EXCERPTED TEXT:
════════
File spoon-archives/postcolonial.archive/postcolonial_2000/postcolonial.0008, message 98


Date:         Thu, 10 Aug 2000 22:20:51 -0400
Subject:      (Fwd) Is Your Thesis for Sale? [Sessionals list]
To: EGSA-AT-YORKU.CA


This recently came through on the sessionals' listserv -- those of
you heading toward theses or dissertations might be interested
(not to mention alarmed).

Lauren


------- Forwarded message follows -------
To:                     "'sessionals-AT-topica.com'" <sessionals-AT-topica.com>
From:                   "McIntosh, Tom HE0" <TMCINTOS-AT-health.gov.sk.ca>
Subject:                Is Your Thesis for Sale? [Sessionals list]
Date sent:              Wed, 09 Aug 2000 14:00:36 -0700
Send reply to:          TMCINTOS-AT-health.gov.sk.ca

A series of postings to PolCan (the listserv of the Cdn Poli Sci Assoc.) has
recently brought to light a rather disturbing issue with regards to the
status of graduate theses.
When you submit your thesis/dissertation you are required to sign a release
that allows it to be deposited in the National Library in Ottawa.  The
Library then contracts with a company that provides (at cost) copies of your
thesis to other researchers/institutions upon request.
Apparently, the contract with the Nat'l Library is now held by Bell & Howell
and they have sub-contracted with a corporation called 'Contentville' to
sell theses and dissertations over the web - for a profit.  Below is the
content of some recent PolCan postings that gives more background.  It is
rather long, but it is worth reading:

>From Kennedy Stewart:

Dear Polcan Subscribers,

Recently a friend recently discovered, quite by fluke, that an online
company - http://www.contentville.com/ <http://www.contentville.com/>  - has
been selling my Masters thesis for about $60.00 US. After contacting the
company, I was told that I would receive royalties for any copies sold.
However I am deeply concerned that royalties will only be shared by those
people who contact the company.
Further still, there are bigger issues to consider here, including possible
publication conflicts. For example, will a publisher be willing to publish a

PhD thesis that is already offered on-line? I attach the following
correspondence in chronological order for you information. I am not sure
what actions I will take, but am open to suggestions.

Yours,
Kennedy Stewart (PhD Cand)

1)      Initial E-Mail

It has come to my attention through the grad caucus of the Canadian
Historical Association that theses deposited with the National Library of
Canada have been given/sold to an American company to sell on the Internet.
This is obviously a big problem, as we did not sign away our rights to
control the sale of our work. (I am not sure what the case is for American
theses, but there are many on this site.) Check out the site - your work may
already be there (mine is!). http://www.contentville.com/
<http://www.contentville.com/>  According to one grad student from York
University, apparently pretty much everyone who had finished in the last 12
or so years had their theses on sale; for faculty who completed their
degrees at US institutions it went back to the 60s.
════════
MATERIAL:
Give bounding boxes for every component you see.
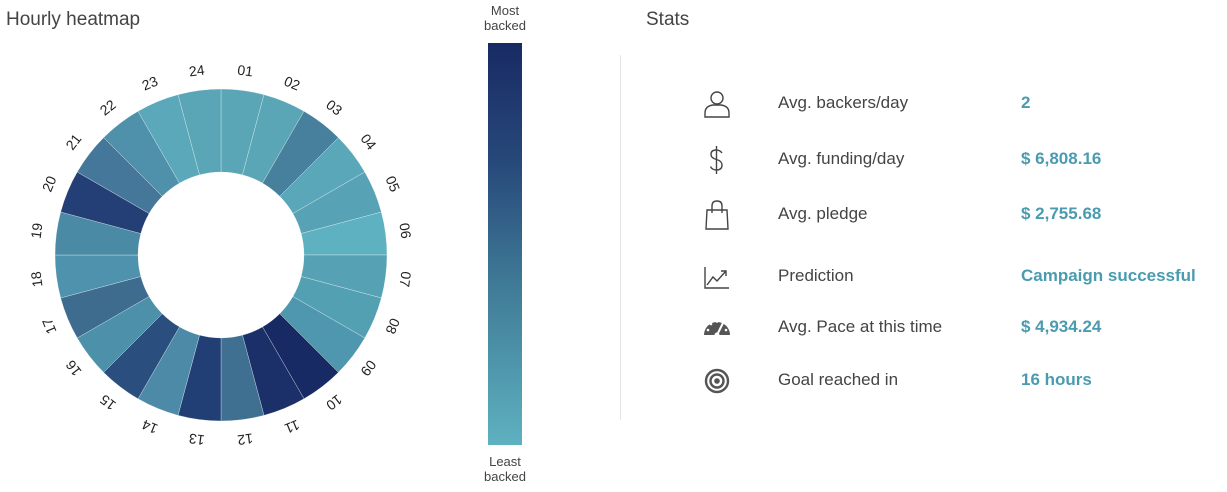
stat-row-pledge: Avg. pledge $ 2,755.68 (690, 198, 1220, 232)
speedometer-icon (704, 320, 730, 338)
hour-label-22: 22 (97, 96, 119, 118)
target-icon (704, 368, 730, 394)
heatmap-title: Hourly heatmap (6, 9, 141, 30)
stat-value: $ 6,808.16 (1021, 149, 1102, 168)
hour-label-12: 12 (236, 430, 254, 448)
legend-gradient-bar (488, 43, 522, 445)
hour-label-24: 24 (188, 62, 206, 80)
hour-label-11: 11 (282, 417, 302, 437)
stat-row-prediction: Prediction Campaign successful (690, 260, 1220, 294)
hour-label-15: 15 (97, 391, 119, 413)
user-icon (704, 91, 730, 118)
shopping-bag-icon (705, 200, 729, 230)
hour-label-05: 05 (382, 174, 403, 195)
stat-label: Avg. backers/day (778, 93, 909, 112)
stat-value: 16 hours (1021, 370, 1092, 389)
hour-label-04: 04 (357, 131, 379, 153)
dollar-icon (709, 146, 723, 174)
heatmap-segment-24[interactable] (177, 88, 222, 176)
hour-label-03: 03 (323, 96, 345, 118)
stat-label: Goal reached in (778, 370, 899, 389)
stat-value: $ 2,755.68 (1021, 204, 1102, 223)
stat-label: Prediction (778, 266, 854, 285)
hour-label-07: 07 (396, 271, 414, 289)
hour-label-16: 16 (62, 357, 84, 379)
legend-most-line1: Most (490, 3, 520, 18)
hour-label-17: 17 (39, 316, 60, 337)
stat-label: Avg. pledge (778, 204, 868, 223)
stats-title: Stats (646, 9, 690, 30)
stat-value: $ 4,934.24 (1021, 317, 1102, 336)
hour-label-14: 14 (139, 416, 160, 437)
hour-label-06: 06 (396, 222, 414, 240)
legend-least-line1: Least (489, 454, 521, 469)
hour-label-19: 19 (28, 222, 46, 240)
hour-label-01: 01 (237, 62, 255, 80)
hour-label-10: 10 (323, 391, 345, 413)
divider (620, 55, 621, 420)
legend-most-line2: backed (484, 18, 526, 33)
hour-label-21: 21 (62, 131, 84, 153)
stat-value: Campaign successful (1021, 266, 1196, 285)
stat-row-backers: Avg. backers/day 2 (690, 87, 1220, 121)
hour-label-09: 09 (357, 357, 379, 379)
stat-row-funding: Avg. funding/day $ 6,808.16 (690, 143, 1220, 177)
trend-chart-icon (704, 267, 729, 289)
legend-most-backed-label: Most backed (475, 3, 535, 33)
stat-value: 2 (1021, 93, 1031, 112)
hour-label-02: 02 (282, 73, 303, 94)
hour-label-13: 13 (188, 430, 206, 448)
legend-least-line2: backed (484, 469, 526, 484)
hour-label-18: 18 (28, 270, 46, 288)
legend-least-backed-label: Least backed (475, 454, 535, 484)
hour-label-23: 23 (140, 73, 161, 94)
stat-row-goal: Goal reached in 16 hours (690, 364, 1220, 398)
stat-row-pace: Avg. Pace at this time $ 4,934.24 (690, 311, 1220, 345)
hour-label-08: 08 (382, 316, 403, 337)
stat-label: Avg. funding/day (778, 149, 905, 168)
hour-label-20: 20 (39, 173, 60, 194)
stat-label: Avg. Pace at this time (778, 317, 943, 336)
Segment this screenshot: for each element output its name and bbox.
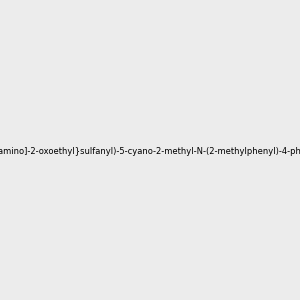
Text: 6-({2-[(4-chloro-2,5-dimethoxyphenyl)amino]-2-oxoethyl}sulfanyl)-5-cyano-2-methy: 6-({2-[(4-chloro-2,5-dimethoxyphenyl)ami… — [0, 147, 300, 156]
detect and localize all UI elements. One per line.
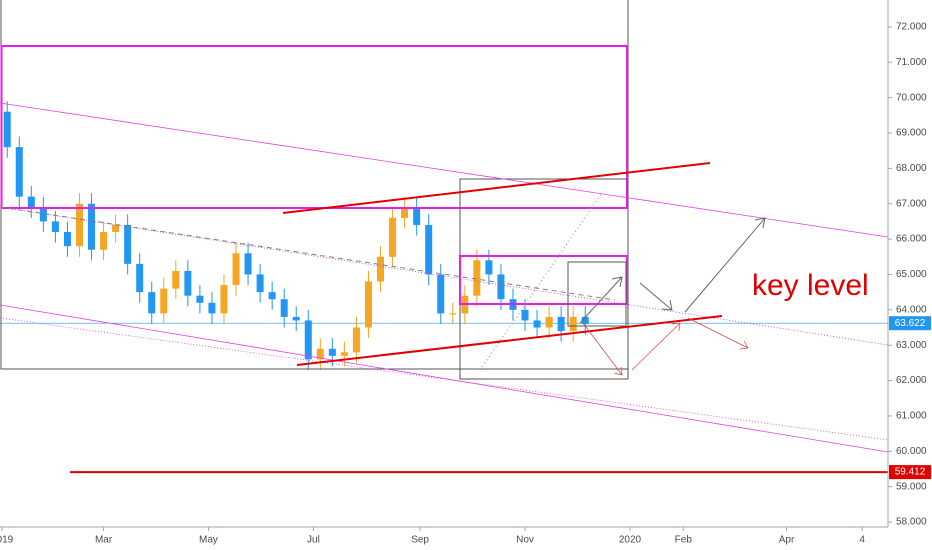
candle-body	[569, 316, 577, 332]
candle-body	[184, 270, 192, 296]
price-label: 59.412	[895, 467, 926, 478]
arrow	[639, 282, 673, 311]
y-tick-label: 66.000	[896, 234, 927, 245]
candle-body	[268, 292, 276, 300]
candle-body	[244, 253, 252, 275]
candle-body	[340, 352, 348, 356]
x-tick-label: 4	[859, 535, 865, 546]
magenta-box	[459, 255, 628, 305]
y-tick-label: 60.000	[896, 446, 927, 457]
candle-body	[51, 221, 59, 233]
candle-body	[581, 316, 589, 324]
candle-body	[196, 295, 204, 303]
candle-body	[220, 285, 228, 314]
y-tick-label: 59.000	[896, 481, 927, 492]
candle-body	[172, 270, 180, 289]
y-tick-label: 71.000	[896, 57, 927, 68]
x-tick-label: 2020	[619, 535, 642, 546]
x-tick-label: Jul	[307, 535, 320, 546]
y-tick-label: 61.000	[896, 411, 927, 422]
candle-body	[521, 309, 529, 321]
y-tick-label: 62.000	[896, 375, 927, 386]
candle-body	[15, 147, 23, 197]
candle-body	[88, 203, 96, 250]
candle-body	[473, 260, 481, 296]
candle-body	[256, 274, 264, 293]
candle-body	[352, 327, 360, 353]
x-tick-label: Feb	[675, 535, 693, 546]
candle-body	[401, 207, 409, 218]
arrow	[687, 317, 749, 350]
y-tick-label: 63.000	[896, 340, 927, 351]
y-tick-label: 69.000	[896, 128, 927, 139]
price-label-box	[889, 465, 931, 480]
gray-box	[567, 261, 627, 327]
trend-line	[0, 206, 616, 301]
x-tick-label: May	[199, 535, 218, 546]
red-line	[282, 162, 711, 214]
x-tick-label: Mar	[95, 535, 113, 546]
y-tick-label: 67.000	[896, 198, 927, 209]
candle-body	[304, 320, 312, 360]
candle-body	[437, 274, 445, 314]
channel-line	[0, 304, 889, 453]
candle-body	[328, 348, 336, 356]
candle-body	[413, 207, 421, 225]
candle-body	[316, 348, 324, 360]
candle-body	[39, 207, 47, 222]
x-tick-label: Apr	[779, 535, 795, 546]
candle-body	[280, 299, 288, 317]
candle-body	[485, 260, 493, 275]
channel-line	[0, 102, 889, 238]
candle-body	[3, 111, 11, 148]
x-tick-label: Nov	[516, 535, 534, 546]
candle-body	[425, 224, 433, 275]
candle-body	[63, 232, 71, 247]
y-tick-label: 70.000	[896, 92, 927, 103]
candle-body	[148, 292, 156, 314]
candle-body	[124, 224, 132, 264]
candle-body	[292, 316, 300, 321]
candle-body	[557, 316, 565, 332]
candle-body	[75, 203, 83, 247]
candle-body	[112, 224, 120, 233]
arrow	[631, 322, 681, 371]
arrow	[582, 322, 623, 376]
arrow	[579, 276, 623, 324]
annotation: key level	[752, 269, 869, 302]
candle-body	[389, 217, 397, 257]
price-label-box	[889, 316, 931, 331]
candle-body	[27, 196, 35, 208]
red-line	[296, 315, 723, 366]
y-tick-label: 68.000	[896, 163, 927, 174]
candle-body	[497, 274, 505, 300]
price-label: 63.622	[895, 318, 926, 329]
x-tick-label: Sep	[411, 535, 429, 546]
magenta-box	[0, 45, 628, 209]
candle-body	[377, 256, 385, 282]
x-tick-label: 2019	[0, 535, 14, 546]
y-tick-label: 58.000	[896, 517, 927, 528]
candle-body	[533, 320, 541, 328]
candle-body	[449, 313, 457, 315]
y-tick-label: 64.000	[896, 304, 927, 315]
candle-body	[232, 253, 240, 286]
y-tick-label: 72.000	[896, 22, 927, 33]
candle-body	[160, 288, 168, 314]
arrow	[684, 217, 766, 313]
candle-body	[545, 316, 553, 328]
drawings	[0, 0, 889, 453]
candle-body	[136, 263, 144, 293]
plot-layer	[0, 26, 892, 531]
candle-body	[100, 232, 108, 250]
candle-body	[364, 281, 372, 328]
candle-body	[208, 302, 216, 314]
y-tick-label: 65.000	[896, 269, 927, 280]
════════
STATED TASK:
Print the part of the email about theses being sold online from "It has come" to "to the 60s.", word for word.

RESULT OF THE TASK:
It has come to my attention through the grad caucus of the Canadian
Historical Association that theses deposited with the National Library of
Canada have been given/sold to an American company to sell on the Internet.
This is obviously a big problem, as we did not sign away our rights to
control the sale of our work. (I am not sure what the case is for American
theses, but there are many on this site.) Check out the site - your work may
already be there (mine is!). http://www.contentville.com/
<http://www.contentville.com/>  According to one grad student from York
University, apparently pretty much everyone who had finished in the last 12
or so years had their theses on sale; for faculty who completed their
degrees at US institutions it went back to the 60s.